FRAGMENTO DEL TEXTO:
-------------------------
Estando de vacaciones en los Alpes, Tintín recibe una carta de Tchang en la que éste le anuncia su próxima visita, pues decide ir a trabajar a Londres. Por la mañana, el diario anuncia un accidente, en el Himalaya, del avión en el que él venía. Seguido de este anuncio, Tintín tiene un sueño donde ve a Tchang vivo, pidiéndole auxilio. Tintín, convencido de que el sueño ha sido premonitorio, cree que Tchang está vivo y parte hacia Katmandú con el objetivo de organizar una expedición de rescate.

Es así como ellos encuentran el fuselaje, pero ni una pista de las huellas de Tchang. Tintín encuentra entonces una gruta donde él ha grabado su nombre, lo que prueba que está vivo. Luego de haber sido acogidos en un monasterio y de haber recibido la visión de un monje, llegan al lugar indicado y hallan a Tchang, que había estado bajo los cuidados del Yeti.
-------------------------
DATOS DISPONIBLES:
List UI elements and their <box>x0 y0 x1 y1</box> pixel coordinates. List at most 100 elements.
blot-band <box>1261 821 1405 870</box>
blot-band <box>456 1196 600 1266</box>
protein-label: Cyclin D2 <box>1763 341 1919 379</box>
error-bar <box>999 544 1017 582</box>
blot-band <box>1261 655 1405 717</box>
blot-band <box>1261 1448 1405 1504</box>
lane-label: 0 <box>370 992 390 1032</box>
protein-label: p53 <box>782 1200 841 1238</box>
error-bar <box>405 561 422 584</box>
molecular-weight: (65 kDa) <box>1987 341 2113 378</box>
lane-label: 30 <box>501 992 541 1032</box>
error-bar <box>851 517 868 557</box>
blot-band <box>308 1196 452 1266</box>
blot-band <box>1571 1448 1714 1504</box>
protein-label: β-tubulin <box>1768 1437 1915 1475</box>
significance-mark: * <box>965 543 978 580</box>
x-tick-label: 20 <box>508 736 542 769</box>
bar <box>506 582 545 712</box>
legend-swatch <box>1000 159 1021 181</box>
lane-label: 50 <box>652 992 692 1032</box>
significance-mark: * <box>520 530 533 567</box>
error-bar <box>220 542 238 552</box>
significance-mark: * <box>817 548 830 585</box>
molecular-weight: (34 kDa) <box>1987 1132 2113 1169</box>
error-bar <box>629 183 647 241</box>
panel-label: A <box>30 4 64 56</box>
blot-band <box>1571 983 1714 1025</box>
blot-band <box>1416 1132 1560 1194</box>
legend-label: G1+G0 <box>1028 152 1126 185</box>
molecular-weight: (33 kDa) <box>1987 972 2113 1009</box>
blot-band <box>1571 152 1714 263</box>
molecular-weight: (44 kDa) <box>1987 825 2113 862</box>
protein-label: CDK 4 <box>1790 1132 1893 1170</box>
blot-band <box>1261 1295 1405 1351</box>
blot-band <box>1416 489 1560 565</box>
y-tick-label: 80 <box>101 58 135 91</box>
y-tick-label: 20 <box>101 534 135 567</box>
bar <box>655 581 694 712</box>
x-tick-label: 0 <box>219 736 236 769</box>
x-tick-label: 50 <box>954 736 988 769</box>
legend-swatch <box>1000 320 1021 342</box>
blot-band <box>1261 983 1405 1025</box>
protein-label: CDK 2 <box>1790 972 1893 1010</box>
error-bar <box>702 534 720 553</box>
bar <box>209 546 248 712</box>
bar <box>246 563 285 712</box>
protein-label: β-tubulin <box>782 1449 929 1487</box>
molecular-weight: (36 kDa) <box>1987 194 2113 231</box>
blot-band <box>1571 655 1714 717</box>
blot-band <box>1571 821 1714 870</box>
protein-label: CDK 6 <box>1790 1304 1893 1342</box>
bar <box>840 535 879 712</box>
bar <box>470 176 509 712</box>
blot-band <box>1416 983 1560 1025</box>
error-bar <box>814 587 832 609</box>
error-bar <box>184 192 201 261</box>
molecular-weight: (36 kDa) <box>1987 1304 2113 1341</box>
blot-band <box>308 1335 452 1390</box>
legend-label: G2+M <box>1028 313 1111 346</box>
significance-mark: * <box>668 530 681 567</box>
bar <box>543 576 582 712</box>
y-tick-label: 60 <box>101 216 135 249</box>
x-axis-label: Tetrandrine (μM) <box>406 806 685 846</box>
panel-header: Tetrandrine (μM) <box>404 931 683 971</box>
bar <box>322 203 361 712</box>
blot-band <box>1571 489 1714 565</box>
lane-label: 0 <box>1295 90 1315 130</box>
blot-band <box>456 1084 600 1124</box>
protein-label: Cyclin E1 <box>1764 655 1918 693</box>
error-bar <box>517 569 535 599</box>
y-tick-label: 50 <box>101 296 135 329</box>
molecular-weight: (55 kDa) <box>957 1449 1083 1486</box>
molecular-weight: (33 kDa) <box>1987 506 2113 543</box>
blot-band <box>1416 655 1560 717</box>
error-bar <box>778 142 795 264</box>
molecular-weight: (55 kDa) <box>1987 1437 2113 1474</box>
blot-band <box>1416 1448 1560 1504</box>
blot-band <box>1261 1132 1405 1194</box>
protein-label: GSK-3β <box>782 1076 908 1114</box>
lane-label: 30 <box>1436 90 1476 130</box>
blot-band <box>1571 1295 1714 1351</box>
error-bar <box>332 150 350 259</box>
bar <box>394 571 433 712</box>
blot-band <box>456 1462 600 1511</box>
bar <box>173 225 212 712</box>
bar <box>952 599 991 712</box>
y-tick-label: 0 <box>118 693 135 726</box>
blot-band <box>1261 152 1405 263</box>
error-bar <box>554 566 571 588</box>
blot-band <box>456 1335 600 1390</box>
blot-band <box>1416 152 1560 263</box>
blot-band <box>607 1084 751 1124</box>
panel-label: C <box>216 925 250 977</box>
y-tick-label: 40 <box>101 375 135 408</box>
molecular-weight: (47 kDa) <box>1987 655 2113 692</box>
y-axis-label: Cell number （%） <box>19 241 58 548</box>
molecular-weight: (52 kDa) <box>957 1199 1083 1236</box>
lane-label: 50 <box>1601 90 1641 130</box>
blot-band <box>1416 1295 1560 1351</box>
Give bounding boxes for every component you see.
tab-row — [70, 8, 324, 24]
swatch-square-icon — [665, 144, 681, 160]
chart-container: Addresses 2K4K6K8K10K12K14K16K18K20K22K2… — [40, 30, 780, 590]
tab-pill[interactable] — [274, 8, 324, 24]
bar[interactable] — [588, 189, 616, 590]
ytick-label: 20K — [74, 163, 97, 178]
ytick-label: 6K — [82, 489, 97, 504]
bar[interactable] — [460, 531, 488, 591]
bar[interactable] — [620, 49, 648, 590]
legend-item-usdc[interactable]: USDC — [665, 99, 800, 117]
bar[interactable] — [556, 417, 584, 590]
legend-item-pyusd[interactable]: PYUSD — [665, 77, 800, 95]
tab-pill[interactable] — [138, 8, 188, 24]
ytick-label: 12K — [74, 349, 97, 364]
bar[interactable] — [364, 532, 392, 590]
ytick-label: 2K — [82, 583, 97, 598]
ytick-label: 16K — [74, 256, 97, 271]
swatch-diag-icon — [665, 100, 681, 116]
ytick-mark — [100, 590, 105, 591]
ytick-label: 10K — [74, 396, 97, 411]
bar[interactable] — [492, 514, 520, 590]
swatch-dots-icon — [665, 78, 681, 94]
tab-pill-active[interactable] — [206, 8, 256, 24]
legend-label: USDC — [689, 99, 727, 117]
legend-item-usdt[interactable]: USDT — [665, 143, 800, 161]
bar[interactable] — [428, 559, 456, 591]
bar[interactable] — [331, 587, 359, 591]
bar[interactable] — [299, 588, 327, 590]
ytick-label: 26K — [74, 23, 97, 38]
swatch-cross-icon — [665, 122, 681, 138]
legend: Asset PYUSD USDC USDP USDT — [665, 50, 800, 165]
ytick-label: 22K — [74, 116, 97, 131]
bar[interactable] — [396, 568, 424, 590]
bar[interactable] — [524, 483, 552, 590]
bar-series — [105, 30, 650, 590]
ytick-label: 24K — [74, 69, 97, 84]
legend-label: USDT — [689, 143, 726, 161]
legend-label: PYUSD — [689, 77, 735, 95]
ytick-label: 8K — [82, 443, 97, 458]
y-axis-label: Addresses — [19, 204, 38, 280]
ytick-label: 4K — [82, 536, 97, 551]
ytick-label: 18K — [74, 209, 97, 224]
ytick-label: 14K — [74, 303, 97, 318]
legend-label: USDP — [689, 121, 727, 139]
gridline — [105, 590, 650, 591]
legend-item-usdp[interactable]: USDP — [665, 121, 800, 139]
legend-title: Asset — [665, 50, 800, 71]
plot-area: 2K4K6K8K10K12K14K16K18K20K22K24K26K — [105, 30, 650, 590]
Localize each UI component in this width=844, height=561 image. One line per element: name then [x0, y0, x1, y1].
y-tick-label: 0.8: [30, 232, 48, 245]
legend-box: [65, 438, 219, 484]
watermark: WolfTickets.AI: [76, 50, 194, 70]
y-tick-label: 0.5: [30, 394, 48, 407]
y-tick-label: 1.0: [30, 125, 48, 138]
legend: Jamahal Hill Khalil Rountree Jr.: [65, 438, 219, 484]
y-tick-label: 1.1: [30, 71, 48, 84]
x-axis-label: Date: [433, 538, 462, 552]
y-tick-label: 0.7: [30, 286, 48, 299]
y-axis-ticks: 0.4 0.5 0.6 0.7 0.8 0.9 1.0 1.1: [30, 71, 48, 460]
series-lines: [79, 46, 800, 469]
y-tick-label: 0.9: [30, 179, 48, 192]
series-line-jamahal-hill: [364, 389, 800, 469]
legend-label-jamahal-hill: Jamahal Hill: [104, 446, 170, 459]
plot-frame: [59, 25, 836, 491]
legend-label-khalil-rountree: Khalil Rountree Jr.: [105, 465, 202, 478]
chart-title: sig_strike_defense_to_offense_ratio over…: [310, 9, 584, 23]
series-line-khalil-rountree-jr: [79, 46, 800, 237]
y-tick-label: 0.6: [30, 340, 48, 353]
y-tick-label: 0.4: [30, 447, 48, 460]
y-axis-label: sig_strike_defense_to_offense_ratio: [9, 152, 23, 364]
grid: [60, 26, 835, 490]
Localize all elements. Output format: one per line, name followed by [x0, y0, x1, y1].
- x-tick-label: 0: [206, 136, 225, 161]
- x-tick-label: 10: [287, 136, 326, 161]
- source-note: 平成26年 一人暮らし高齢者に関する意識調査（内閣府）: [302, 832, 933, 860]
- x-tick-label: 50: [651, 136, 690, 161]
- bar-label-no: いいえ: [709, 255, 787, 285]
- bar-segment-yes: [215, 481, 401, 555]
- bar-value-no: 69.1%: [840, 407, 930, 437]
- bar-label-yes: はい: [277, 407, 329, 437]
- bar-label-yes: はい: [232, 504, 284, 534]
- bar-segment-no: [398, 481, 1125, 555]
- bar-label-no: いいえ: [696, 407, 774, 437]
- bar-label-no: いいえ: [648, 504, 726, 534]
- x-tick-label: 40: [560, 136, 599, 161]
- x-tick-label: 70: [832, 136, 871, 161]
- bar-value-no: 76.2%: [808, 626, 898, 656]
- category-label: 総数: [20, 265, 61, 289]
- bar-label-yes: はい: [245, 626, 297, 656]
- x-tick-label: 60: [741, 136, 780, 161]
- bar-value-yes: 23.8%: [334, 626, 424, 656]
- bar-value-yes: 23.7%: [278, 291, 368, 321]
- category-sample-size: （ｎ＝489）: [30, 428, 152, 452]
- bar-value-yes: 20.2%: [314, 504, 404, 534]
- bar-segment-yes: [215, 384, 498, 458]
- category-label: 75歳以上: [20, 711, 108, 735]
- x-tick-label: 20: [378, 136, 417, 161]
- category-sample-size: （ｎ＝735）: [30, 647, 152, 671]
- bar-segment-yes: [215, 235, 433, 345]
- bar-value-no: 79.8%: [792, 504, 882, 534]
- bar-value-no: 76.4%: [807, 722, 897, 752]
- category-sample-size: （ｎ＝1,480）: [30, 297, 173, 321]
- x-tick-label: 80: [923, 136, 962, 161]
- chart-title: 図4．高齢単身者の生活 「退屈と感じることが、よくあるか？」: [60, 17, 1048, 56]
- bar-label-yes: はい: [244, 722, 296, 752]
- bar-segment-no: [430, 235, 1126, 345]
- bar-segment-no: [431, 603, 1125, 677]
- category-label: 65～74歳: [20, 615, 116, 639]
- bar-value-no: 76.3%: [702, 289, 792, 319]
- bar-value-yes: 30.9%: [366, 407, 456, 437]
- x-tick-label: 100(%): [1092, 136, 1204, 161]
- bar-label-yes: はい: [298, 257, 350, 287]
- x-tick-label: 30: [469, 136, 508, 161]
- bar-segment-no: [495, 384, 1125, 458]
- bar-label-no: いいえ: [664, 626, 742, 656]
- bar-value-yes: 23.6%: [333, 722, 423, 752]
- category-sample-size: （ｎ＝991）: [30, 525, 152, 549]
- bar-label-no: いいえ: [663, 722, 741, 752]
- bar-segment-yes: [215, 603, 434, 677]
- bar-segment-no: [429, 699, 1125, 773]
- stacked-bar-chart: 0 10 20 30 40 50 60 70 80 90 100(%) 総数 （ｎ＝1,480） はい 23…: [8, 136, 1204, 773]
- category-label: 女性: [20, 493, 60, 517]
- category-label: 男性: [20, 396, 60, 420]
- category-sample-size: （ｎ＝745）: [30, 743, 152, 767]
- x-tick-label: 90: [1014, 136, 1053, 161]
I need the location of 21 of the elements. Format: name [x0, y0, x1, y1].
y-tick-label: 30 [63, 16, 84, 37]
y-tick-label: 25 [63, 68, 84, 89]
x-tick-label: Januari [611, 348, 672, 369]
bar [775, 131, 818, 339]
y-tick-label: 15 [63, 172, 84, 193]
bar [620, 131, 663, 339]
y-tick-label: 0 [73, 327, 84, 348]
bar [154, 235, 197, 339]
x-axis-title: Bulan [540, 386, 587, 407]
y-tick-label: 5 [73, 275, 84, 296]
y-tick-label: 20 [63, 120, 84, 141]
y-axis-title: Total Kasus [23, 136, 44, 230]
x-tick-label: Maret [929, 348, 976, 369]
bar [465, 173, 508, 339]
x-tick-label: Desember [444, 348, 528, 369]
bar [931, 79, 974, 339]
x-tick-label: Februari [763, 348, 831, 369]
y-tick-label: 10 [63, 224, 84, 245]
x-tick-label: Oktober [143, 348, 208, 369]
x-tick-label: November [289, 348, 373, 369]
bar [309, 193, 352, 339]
-------------------------
INSTRUCCIONES DE TAREAS:
a: Responde según el resumen sobre Tintín:
(i) ¿A qué ciudad decide ir a trabajar Tchang?
(ii) ¿Hacia dónde parte Tintín para organizar la expedición de rescate?
(iii) ¿Bajo los cuidados de quién había estado Tchang?
b: Cambia "Londres" por "Madrid" en el pasaje del resumen sobre Tintín que comienza con las palabras "Estando de vacaciones" y termina después de "cuidados del Yeti.", y escríbelo de nuevo.

SOLUCIONES POR TAREA:
a:
(i) A Londres.
(ii) Hacia Katmandú.
(iii) Del Yeti.

b:
Estando de vacaciones en los Alpes, Tintín recibe una carta de Tchang en la que éste le anuncia su próxima visita, pues decide ir a trabajar a Madrid. Por la mañana, el diario anuncia un accidente, en el Himalaya, del avión en el que él venía. Seguido de este anuncio, Tintín tiene un sueño donde ve a Tchang vivo, pidiéndole auxilio. Tintín, convencido de que el sueño ha sido premonitorio, cree que Tchang está vivo y parte hacia Katmandú con el objetivo de organizar una expedición de rescate.

Es así como ellos encuentran el fuselaje, pero ni una pista de las huellas de Tchang. Tintín encuentra entonces una gruta donde él ha grabado su nombre, lo que prueba que está vivo. Luego de haber sido acogidos en un monasterio y de haber recibido la visión de un monje, llegan al lugar indicado y hallan a Tchang, que había estado bajo los cuidados del Yeti.